● **Instruction**: Give only the number of lines that contain the word "this".

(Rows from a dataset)
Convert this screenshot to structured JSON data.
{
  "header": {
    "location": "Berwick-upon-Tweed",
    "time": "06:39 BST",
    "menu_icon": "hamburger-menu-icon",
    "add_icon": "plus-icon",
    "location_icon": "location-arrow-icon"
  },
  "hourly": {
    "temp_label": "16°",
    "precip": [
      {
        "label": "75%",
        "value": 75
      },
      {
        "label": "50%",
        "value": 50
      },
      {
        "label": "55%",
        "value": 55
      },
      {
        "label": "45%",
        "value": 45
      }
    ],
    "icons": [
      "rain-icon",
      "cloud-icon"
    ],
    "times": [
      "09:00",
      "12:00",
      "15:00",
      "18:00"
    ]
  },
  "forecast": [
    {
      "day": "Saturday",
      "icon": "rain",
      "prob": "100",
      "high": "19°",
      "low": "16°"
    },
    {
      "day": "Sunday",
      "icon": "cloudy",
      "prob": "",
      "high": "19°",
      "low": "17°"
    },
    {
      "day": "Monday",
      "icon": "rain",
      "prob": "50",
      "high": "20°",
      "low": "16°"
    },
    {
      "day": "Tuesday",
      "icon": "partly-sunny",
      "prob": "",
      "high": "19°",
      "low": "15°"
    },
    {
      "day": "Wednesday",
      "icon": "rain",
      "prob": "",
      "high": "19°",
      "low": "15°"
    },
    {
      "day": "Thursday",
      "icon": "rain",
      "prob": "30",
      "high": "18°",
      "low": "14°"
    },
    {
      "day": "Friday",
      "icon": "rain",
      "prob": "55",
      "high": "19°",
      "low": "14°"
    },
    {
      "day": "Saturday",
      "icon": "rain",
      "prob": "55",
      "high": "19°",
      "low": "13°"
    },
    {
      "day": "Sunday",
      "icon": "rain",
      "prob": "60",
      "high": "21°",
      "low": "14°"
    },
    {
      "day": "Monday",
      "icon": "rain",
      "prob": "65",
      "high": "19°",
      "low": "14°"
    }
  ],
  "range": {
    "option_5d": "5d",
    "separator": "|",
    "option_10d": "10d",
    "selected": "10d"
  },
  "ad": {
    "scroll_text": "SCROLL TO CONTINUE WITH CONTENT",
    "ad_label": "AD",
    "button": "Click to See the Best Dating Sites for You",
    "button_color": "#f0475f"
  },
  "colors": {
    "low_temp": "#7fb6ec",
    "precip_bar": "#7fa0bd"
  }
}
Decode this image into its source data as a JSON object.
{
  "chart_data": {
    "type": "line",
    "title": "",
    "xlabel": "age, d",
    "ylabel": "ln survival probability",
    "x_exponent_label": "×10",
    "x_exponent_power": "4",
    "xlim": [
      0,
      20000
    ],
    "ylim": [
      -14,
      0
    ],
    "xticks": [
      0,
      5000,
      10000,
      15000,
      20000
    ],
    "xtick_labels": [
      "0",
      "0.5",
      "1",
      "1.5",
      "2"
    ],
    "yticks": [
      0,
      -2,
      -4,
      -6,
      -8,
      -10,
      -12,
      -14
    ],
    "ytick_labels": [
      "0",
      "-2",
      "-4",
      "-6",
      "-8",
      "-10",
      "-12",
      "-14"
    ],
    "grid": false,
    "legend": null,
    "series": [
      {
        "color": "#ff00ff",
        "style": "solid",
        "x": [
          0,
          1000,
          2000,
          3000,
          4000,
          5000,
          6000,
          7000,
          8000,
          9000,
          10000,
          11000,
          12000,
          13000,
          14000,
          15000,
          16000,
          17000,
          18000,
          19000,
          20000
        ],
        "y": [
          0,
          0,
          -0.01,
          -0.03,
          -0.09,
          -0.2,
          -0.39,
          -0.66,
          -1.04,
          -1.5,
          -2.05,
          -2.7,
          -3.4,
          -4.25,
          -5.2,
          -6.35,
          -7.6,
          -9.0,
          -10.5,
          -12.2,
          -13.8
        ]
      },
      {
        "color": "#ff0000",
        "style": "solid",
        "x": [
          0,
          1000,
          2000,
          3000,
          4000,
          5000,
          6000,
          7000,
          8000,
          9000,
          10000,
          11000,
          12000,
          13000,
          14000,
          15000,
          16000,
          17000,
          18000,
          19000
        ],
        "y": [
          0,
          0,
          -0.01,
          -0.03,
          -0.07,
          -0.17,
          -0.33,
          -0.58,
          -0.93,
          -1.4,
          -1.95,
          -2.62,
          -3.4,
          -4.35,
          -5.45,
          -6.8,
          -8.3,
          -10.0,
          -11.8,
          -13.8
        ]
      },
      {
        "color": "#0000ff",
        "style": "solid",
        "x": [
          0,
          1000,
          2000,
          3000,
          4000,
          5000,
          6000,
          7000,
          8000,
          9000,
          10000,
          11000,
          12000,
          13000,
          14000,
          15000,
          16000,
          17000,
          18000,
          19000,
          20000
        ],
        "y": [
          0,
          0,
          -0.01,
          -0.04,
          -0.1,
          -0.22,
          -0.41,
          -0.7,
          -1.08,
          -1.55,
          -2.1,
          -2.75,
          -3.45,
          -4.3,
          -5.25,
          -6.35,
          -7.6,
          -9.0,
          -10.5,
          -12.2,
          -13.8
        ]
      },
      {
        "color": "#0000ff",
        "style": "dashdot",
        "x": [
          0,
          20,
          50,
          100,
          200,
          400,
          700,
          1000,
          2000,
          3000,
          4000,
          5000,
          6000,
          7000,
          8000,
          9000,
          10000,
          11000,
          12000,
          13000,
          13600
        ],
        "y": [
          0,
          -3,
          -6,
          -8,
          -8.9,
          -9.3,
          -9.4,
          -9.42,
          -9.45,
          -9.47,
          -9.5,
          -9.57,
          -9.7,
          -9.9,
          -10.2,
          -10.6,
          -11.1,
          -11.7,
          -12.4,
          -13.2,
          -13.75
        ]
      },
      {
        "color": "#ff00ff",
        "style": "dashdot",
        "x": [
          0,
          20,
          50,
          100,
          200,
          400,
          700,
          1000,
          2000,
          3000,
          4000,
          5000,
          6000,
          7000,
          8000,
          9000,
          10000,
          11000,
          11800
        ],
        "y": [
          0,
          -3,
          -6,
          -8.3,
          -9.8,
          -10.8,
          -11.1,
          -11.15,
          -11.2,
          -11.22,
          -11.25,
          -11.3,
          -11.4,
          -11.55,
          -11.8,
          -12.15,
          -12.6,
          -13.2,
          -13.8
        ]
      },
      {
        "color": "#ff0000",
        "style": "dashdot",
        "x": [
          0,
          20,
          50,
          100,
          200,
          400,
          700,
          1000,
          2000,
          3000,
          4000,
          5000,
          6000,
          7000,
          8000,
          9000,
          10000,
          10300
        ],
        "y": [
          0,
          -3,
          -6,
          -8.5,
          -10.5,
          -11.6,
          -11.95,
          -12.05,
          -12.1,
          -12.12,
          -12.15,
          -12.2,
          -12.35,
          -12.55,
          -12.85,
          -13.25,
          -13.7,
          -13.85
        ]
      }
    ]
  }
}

● **Result of the task**: 2